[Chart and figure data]

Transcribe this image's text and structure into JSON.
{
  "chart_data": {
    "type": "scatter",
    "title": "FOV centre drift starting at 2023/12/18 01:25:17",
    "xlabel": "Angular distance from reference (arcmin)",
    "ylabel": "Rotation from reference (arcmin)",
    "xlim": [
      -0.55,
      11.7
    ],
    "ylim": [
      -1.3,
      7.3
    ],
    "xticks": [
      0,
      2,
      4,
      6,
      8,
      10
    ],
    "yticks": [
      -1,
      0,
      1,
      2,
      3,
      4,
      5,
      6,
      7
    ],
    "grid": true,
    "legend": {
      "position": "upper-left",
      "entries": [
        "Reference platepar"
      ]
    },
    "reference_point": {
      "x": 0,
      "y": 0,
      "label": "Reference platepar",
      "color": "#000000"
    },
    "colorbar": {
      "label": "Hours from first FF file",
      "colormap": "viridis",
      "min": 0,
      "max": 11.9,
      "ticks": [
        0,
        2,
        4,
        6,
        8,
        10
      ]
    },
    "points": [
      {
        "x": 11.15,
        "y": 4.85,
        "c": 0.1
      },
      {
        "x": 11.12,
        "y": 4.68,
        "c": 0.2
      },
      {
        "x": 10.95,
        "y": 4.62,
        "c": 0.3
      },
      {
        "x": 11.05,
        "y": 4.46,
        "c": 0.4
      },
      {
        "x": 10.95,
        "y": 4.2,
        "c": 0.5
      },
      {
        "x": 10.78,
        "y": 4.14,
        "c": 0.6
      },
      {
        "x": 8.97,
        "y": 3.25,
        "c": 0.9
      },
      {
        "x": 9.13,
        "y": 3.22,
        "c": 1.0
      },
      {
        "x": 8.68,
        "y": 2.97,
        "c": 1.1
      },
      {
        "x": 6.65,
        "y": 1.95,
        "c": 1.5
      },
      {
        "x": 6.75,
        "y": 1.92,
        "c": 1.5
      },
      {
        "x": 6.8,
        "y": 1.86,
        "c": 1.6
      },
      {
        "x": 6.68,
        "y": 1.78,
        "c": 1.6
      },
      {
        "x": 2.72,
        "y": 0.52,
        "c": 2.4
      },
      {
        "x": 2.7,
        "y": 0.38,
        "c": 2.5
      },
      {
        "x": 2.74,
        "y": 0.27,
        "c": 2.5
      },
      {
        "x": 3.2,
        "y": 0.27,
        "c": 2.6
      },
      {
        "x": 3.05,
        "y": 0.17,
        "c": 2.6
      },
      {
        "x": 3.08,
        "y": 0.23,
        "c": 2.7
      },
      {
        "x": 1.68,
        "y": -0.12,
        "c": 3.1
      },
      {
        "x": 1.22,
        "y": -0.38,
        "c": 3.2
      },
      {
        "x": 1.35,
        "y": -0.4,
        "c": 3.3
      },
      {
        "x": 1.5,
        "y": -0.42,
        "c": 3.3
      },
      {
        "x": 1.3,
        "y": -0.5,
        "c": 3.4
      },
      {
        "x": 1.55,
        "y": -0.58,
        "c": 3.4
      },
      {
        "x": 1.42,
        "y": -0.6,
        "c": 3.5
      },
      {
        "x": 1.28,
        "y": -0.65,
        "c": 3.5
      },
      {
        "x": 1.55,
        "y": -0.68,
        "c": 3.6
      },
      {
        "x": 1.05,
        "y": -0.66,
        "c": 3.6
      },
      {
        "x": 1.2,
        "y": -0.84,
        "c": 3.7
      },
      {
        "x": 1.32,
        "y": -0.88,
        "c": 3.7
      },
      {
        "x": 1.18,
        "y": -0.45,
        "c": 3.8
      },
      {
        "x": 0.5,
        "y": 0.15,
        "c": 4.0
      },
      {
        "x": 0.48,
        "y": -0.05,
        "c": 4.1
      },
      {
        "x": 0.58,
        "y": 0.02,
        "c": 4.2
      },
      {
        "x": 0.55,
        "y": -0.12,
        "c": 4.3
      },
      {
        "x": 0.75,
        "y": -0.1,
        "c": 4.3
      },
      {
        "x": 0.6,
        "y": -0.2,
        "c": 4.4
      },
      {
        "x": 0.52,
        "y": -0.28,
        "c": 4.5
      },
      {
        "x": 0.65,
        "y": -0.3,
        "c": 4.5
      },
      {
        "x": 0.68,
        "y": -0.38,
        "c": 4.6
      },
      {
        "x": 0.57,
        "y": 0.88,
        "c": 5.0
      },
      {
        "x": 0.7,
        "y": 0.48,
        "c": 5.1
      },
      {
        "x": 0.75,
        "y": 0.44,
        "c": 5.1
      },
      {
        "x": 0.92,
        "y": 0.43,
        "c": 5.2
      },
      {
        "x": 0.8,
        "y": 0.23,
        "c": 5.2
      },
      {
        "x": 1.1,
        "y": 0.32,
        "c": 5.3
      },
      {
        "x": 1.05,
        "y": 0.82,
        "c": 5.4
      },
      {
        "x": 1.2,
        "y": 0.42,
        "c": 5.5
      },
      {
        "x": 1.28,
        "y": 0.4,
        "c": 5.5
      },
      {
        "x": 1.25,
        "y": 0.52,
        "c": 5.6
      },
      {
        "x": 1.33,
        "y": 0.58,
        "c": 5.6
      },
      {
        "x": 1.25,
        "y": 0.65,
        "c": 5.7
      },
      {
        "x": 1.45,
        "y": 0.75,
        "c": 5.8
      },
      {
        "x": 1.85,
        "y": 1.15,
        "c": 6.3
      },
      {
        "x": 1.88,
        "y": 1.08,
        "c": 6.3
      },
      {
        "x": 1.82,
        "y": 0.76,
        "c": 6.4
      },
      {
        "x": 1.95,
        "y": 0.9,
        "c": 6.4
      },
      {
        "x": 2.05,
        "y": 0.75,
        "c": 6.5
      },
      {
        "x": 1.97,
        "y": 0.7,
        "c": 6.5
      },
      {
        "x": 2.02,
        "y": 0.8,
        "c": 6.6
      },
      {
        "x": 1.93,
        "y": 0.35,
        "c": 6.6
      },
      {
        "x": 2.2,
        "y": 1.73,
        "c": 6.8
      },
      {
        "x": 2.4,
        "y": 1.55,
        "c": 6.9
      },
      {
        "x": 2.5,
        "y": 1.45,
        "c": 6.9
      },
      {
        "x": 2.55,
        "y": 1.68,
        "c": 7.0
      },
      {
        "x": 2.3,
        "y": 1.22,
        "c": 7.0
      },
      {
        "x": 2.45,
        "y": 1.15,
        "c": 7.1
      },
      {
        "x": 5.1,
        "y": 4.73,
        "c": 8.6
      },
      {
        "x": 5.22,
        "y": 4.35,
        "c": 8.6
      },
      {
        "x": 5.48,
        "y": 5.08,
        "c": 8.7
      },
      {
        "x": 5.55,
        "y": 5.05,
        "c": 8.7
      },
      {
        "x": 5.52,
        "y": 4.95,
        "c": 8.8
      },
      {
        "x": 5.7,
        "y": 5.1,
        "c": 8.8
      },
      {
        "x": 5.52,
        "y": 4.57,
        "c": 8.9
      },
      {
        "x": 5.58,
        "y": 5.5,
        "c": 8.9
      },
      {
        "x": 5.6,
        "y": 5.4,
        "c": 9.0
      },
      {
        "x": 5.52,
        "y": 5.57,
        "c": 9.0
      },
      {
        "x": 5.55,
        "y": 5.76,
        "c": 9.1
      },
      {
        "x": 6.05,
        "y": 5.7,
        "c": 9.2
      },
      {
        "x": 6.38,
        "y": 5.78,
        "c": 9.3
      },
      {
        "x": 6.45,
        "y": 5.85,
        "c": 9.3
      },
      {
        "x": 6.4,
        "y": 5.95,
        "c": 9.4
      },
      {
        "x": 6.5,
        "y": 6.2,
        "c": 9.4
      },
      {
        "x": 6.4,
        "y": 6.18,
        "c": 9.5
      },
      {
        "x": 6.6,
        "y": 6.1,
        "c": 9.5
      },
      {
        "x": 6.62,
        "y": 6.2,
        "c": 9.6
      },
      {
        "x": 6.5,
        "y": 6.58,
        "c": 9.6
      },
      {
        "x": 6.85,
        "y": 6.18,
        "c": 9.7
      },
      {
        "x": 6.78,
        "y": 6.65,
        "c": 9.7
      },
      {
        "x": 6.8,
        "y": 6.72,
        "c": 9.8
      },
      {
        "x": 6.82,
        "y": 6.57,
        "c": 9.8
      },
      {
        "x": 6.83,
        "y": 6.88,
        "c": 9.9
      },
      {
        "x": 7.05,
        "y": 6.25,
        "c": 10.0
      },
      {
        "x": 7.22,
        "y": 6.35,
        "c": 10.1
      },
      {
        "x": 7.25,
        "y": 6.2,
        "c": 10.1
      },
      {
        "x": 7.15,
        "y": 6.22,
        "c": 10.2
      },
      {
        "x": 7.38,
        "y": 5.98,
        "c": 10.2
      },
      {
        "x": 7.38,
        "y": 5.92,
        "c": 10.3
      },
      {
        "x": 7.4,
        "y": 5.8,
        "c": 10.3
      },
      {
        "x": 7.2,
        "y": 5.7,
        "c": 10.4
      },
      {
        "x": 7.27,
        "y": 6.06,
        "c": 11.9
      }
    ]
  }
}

▸ **Exercise objective**
Copy every line of the listing that contains the word "platepar".

▸ **Final answer**
        "Reference platepar"
      "label": "Reference platepar",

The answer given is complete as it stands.